▶ _Your goal_
Omit all images, then return the remaining material exactly as it stands.

(Data excerpts)
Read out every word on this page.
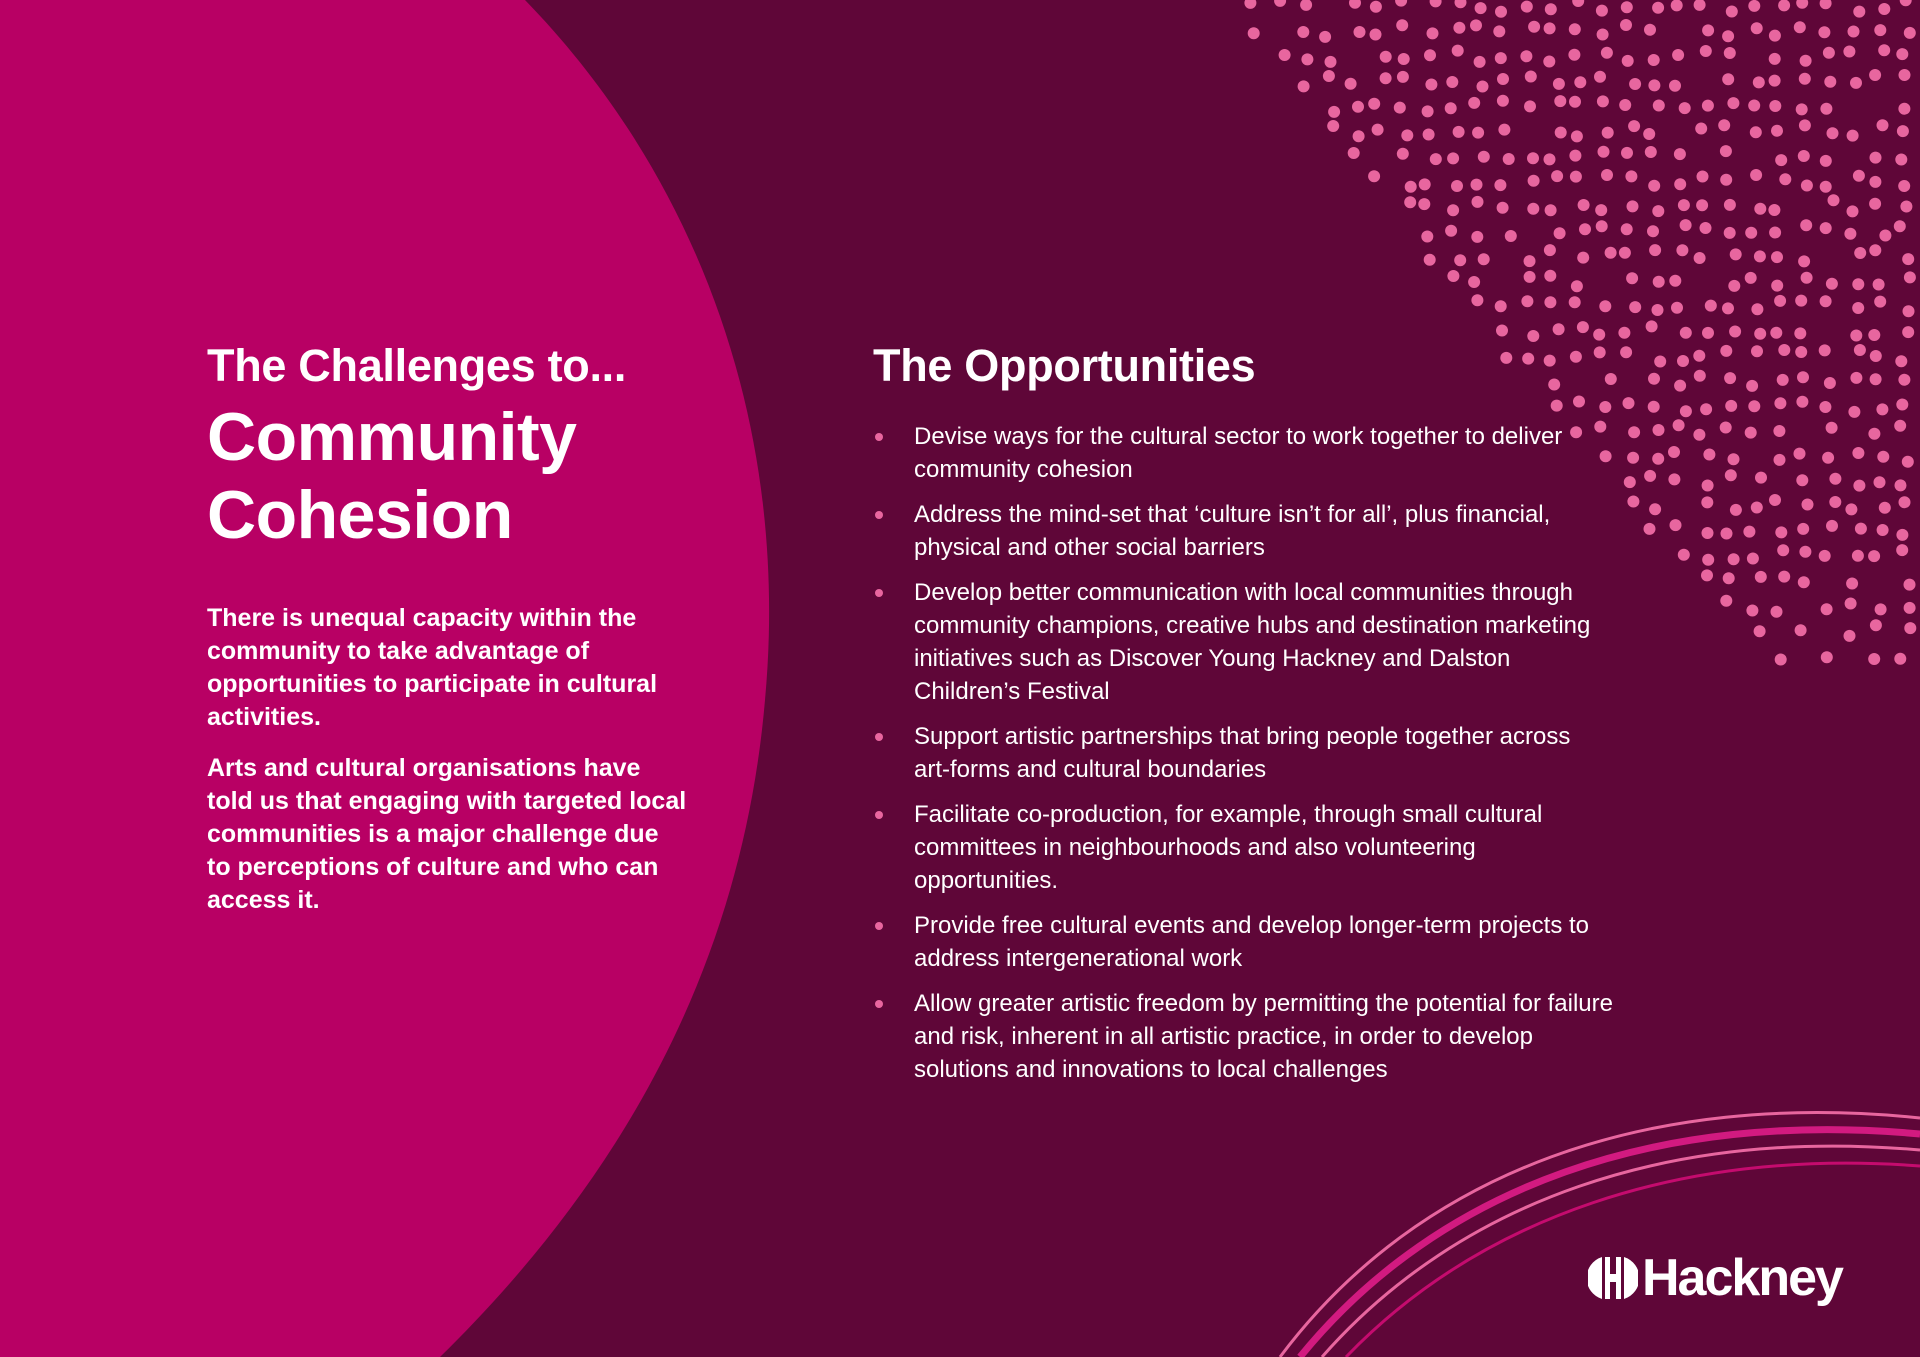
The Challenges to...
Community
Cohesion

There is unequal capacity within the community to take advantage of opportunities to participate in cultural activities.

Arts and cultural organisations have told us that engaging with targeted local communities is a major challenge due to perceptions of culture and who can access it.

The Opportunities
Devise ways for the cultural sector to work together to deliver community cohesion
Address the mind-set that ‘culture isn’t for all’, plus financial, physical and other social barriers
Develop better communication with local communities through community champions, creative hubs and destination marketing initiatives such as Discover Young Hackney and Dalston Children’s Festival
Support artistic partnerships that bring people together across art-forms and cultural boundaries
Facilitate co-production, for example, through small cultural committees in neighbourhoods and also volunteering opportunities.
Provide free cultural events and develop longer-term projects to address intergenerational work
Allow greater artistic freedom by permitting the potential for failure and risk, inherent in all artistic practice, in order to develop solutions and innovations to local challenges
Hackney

▶ _Reply_
Read out every word on this page.
The Challenges to...
Community
Cohesion

There is unequal capacity within the community to take advantage of opportunities to participate in cultural activities.

Arts and cultural organisations have told us that engaging with targeted local communities is a major challenge due to perceptions of culture and who can access it.

The Opportunities
Devise ways for the cultural sector to work together to deliver community cohesion
Address the mind-set that ‘culture isn’t for all’, plus financial, physical and other social barriers
Develop better communication with local communities through community champions, creative hubs and destination marketing initiatives such as Discover Young Hackney and Dalston Children’s Festival
Support artistic partnerships that bring people together across art-forms and cultural boundaries
Facilitate co-production, for example, through small cultural committees in neighbourhoods and also volunteering opportunities.
Provide free cultural events and develop longer-term projects to address intergenerational work
Allow greater artistic freedom by permitting the potential for failure and risk, inherent in all artistic practice, in order to develop solutions and innovations to local challenges
Hackney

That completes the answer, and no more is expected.